The data ::
------------------------------------------------------------
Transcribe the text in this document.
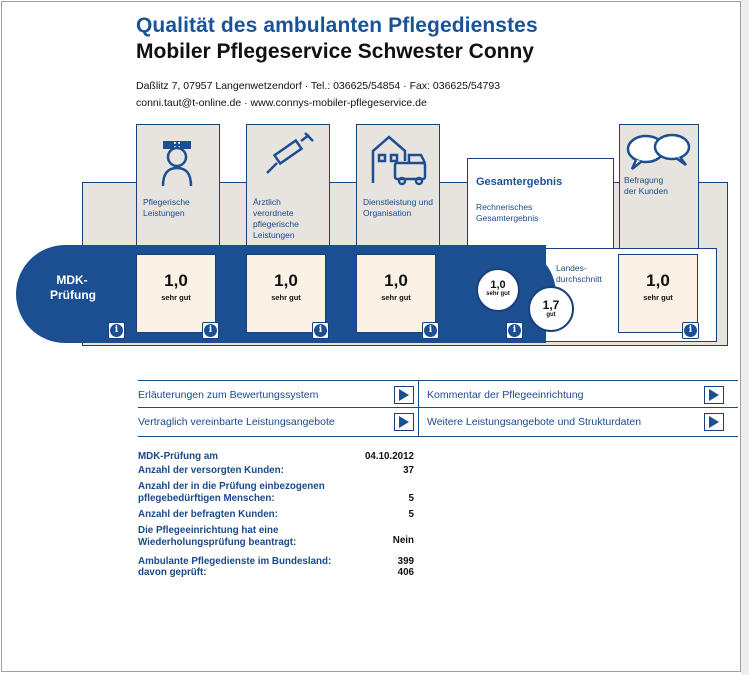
Qualität des ambulanten Pflegedienstes
Mobiler Pflegeservice Schwester Conny
Daßlitz 7, 07957 Langenwetzendorf · Tel.: 036625/54854 · Fax: 036625/54793
conni.taut@t-online.de · www.connys-mobiler-pflegeservice.de
Pflegerische Leistungen
Ärztlich verordnete pflegerische Leistungen
Dienstleistung und Organisation
Gesamtergebnis
Rechnerisches Gesamtergebnis
Befragung der Kunden
MDK-Prüfung
1,0
sehr gut
1,0
sehr gut
1,0
sehr gut
1,0
sehr gut
Landes-durchschnitt
1,7
gut
1,0
sehr gut
i	i	i	i	i	i
Erläuterungen zum Bewertungssystem	Kommentar der Pflegeeinrichtung
Vertraglich vereinbarte Leistungsangebote	Weitere Leistungsangebote und Strukturdaten
MDK-Prüfung am	04.10.2012
Anzahl der versorgten Kunden:	37
Anzahl der in die Prüfung einbezogenen pflegebedürftigen Menschen:	5
Anzahl der befragten Kunden:	5
Die Pflegeeinrichtung hat eine Wiederholungsprüfung beantragt:	Nein
Ambulante Pflegedienste im Bundesland:	399
davon geprüft:	406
------------------------------------------------------------
Problem description :: Pictures are excluded; copy every other part of the records exactly.

The response ::
Transcribe the text in this document.
Qualität des ambulanten Pflegedienstes
Mobiler Pflegeservice Schwester Conny
Daßlitz 7, 07957 Langenwetzendorf · Tel.: 036625/54854 · Fax: 036625/54793
conni.taut@t-online.de · www.connys-mobiler-pflegeservice.de
Pflegerische Leistungen
Ärztlich verordnete pflegerische Leistungen
Dienstleistung und Organisation
Gesamtergebnis
Rechnerisches Gesamtergebnis
Befragung der Kunden
MDK-Prüfung
1,0
sehr gut
1,0
sehr gut
1,0
sehr gut
1,0
sehr gut
Landes-durchschnitt
1,7
gut
1,0
sehr gut
i	i	i	i	i	i
Erläuterungen zum Bewertungssystem	Kommentar der Pflegeeinrichtung
Vertraglich vereinbarte Leistungsangebote	Weitere Leistungsangebote und Strukturdaten
MDK-Prüfung am	04.10.2012
Anzahl der versorgten Kunden:	37
Anzahl der in die Prüfung einbezogenen pflegebedürftigen Menschen:	5
Anzahl der befragten Kunden:	5
Die Pflegeeinrichtung hat eine Wiederholungsprüfung beantragt:	Nein
Ambulante Pflegedienste im Bundesland:	399
davon geprüft:	406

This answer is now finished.